• _EXCERPTED PASSAGE_:

:::::

TitlePalazzo Massimo/Peruzzi, Rome, sketch
Architect
James Timberlake
(American, b. 1952)
Date1982-1983
MediumWatercolor, Conté and oil crayon on paper
DimensionsUnframed: 15 1/8 x 19 5/8 in.
SubmissionNA diploma presentation, November 16, 2022
Credit LineNational Academy of Design, New York, NY
Object number2022.4
Label TextStatement given by architects Stephen Kieran and James Timberlake of Kieran Timberlake Architecture: Early in our careers, we were both Fellows in Architecture at the American Academy in Rome, Stephen in 1980-81, James in 1982-83. During our respective residencies, we each recorded what we were seeing and experiencing in Rome and – more broadly – in all of Italy. We did so largely through the lens of drawing and photography.
The drawings we each made during that year continue to be central to who we are as architects. Our approaches and collections could not differ more, but together they represent how our practice continues to conceive and make architecture to this day. James explored Rome and Italy through understanding a history of Italian drawings, draughtsmen, and their designs/products over the centuries; then drawing numerous buildings produced from the Renaissance through modern Italian architecture, utilizing an array of graphic media and tactics, exploring ‘abstraction’ while each offered a specific way of seeing anew, as seen here in his work, Palazzo Massimo/Peruzzi, Rome, sketch.
Stephen’s approach was more encyclopedic. He recorded his observations and thoughts on thousands of index cards. Drawings of all different sorts here mingle with words, all in service of deeply penetrating and recording a way of seeing form and place. Both ways of drawing are a form of research that underpins all we do.
For our gifts of work to the National Academy of Design, we have made selections from drawings completed during our residencies at the American Academy in Rome. Our respective works focus on a single work of architecture, Palazzo Massimo, located in Rome and designed by Baldassare Peruzzi in 1530-32. James’s drawing portrays the remarkable curvature and profiling of the Palazzo facade along the Via del Corso. Stephen’s collection of thirty index cards disassembles and reassembles spatial sequences from the city beyond, through a suite of courtyards, as the architect searches for light in the deep urban site.

:::::

• _RECORD EXTRACTS_:
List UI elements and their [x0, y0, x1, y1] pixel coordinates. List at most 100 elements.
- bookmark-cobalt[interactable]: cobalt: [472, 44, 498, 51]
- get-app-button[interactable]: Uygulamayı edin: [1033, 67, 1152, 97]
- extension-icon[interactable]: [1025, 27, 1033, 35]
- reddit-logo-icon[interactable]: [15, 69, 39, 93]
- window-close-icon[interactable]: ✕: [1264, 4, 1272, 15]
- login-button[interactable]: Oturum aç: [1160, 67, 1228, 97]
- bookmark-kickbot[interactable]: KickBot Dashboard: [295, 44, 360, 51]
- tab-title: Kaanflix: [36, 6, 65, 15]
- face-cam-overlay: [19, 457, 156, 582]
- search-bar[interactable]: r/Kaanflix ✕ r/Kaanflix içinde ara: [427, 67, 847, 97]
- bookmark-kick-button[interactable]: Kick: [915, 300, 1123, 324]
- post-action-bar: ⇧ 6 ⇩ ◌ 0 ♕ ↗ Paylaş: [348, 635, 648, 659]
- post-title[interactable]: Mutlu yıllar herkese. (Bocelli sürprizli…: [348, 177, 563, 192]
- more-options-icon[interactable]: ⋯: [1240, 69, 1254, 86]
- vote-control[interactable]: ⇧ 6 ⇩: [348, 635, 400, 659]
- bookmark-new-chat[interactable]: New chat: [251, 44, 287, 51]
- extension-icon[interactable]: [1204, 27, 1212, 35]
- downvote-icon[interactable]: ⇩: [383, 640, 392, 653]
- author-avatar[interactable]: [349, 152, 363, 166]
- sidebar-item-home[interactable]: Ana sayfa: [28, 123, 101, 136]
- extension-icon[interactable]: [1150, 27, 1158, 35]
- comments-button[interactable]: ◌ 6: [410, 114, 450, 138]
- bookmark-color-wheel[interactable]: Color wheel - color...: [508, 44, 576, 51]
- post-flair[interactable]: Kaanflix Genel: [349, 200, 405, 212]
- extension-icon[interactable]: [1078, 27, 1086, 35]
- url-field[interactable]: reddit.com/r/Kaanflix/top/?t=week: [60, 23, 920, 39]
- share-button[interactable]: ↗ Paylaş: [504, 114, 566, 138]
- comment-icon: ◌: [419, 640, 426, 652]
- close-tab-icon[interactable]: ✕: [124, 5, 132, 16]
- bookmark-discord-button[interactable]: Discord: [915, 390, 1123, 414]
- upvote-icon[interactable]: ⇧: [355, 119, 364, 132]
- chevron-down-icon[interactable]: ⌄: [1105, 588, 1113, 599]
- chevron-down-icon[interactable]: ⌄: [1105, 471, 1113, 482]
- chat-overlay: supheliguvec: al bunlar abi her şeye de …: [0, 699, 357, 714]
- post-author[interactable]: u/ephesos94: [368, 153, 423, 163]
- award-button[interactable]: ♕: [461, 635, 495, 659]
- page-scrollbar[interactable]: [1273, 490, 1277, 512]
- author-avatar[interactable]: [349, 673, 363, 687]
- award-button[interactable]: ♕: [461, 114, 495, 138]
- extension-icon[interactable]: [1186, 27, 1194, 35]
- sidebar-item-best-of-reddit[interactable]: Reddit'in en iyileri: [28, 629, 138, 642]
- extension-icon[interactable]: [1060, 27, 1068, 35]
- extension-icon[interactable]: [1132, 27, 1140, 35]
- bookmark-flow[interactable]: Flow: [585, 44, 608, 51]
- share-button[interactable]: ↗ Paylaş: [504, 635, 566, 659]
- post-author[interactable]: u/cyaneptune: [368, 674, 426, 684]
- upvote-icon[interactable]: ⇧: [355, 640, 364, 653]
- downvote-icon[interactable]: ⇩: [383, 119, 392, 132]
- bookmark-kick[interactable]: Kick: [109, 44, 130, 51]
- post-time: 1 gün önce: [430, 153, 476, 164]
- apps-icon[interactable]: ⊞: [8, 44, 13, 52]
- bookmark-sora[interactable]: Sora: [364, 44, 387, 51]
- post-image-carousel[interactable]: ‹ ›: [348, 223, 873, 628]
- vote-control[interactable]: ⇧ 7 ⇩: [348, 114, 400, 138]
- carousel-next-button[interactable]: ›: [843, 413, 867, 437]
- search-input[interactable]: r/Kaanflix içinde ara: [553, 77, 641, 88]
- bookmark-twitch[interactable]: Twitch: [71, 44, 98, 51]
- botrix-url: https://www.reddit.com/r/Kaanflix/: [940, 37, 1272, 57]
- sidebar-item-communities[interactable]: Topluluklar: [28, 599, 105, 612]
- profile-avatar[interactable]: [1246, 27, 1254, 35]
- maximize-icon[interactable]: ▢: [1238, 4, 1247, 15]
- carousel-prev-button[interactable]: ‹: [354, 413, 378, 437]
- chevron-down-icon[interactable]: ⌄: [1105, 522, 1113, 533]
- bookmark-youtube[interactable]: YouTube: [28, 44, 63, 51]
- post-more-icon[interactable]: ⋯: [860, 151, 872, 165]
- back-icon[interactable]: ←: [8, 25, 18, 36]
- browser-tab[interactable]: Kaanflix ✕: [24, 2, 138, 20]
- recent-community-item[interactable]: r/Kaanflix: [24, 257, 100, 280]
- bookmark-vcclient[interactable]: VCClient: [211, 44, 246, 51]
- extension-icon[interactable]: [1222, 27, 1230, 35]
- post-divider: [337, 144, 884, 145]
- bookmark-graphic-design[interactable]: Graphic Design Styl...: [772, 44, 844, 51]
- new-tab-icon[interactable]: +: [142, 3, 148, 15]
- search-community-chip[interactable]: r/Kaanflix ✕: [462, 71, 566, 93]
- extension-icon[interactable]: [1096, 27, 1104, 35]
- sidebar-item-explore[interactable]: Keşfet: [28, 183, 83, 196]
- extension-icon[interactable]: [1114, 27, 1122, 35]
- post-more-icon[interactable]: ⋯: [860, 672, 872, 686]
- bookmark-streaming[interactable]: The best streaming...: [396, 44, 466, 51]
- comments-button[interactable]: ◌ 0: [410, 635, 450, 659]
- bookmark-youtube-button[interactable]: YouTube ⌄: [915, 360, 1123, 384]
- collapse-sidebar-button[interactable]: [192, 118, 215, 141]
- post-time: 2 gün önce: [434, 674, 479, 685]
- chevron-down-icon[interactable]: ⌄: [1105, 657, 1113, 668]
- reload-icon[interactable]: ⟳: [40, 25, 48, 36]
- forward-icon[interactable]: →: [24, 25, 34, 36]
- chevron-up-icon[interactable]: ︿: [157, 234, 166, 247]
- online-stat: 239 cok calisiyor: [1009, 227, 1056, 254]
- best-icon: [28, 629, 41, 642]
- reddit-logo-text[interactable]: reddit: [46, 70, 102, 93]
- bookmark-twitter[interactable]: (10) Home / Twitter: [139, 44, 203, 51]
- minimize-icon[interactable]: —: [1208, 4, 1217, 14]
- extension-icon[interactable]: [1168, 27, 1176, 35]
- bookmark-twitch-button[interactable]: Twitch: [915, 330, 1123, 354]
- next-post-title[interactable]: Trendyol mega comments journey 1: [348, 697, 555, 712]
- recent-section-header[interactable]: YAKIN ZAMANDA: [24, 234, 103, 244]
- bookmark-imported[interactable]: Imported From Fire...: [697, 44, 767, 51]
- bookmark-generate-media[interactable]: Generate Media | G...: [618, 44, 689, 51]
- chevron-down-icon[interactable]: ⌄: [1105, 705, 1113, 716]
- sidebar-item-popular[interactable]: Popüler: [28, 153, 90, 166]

:::::

• _WHAT THE TASK ASKS_: List every person named in the catalog record on the Palazzo Massimo sketch above.

• _ANSWER SPACE_: James Timberlake, Stephen Kieran, Baldassare Peruzzi